**DIRECTION**: Your task is to reproduce the material exactly.

**EXCERPTED RECORDS**:
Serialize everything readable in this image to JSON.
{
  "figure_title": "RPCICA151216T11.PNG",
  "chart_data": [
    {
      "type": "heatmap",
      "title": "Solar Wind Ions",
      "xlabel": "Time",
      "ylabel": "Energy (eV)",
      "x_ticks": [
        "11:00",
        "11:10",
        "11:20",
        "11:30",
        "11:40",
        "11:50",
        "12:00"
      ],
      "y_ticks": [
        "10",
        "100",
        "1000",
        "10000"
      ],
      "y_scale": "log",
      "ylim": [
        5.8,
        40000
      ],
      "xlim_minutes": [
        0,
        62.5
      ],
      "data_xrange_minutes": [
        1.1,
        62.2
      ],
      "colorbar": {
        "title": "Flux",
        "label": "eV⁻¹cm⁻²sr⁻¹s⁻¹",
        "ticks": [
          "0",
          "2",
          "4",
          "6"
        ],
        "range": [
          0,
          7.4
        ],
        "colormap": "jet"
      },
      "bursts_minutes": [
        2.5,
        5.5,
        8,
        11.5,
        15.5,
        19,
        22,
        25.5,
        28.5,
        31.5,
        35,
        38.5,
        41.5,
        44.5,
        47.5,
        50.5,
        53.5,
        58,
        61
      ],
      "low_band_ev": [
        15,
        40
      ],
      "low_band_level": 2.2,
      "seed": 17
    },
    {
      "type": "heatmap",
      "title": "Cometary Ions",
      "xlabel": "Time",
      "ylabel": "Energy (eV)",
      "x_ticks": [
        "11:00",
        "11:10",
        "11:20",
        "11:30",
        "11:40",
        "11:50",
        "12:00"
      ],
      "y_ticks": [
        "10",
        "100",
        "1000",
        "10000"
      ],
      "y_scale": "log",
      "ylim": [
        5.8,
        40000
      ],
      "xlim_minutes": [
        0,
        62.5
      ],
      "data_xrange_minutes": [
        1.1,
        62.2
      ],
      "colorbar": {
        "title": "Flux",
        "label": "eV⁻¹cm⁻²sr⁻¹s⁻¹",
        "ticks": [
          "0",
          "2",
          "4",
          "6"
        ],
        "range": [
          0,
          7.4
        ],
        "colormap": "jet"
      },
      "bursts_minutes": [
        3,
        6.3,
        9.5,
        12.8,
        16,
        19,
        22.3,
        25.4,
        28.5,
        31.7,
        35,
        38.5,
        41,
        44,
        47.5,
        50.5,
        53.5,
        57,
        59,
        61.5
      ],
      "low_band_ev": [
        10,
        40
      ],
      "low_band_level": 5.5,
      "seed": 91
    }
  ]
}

**TASK RESULT**:
Serialize everything readable in this image to JSON.
{
  "figure_title": "RPCICA151216T11.PNG",
  "chart_data": [
    {
      "type": "heatmap",
      "title": "Solar Wind Ions",
      "xlabel": "Time",
      "ylabel": "Energy (eV)",
      "x_ticks": [
        "11:00",
        "11:10",
        "11:20",
        "11:30",
        "11:40",
        "11:50",
        "12:00"
      ],
      "y_ticks": [
        "10",
        "100",
        "1000",
        "10000"
      ],
      "y_scale": "log",
      "ylim": [
        5.8,
        40000
      ],
      "xlim_minutes": [
        0,
        62.5
      ],
      "data_xrange_minutes": [
        1.1,
        62.2
      ],
      "colorbar": {
        "title": "Flux",
        "label": "eV⁻¹cm⁻²sr⁻¹s⁻¹",
        "ticks": [
          "0",
          "2",
          "4",
          "6"
        ],
        "range": [
          0,
          7.4
        ],
        "colormap": "jet"
      },
      "bursts_minutes": [
        2.5,
        5.5,
        8,
        11.5,
        15.5,
        19,
        22,
        25.5,
        28.5,
        31.5,
        35,
        38.5,
        41.5,
        44.5,
        47.5,
        50.5,
        53.5,
        58,
        61
      ],
      "low_band_ev": [
        15,
        40
      ],
      "low_band_level": 2.2,
      "seed": 17
    },
    {
      "type": "heatmap",
      "title": "Cometary Ions",
      "xlabel": "Time",
      "ylabel": "Energy (eV)",
      "x_ticks": [
        "11:00",
        "11:10",
        "11:20",
        "11:30",
        "11:40",
        "11:50",
        "12:00"
      ],
      "y_ticks": [
        "10",
        "100",
        "1000",
        "10000"
      ],
      "y_scale": "log",
      "ylim": [
        5.8,
        40000
      ],
      "xlim_minutes": [
        0,
        62.5
      ],
      "data_xrange_minutes": [
        1.1,
        62.2
      ],
      "colorbar": {
        "title": "Flux",
        "label": "eV⁻¹cm⁻²sr⁻¹s⁻¹",
        "ticks": [
          "0",
          "2",
          "4",
          "6"
        ],
        "range": [
          0,
          7.4
        ],
        "colormap": "jet"
      },
      "bursts_minutes": [
        3,
        6.3,
        9.5,
        12.8,
        16,
        19,
        22.3,
        25.4,
        28.5,
        31.7,
        35,
        38.5,
        41,
        44,
        47.5,
        50.5,
        53.5,
        57,
        59,
        61.5
      ],
      "low_band_ev": [
        10,
        40
      ],
      "low_band_level": 5.5,
      "seed": 91
    }
  ]
}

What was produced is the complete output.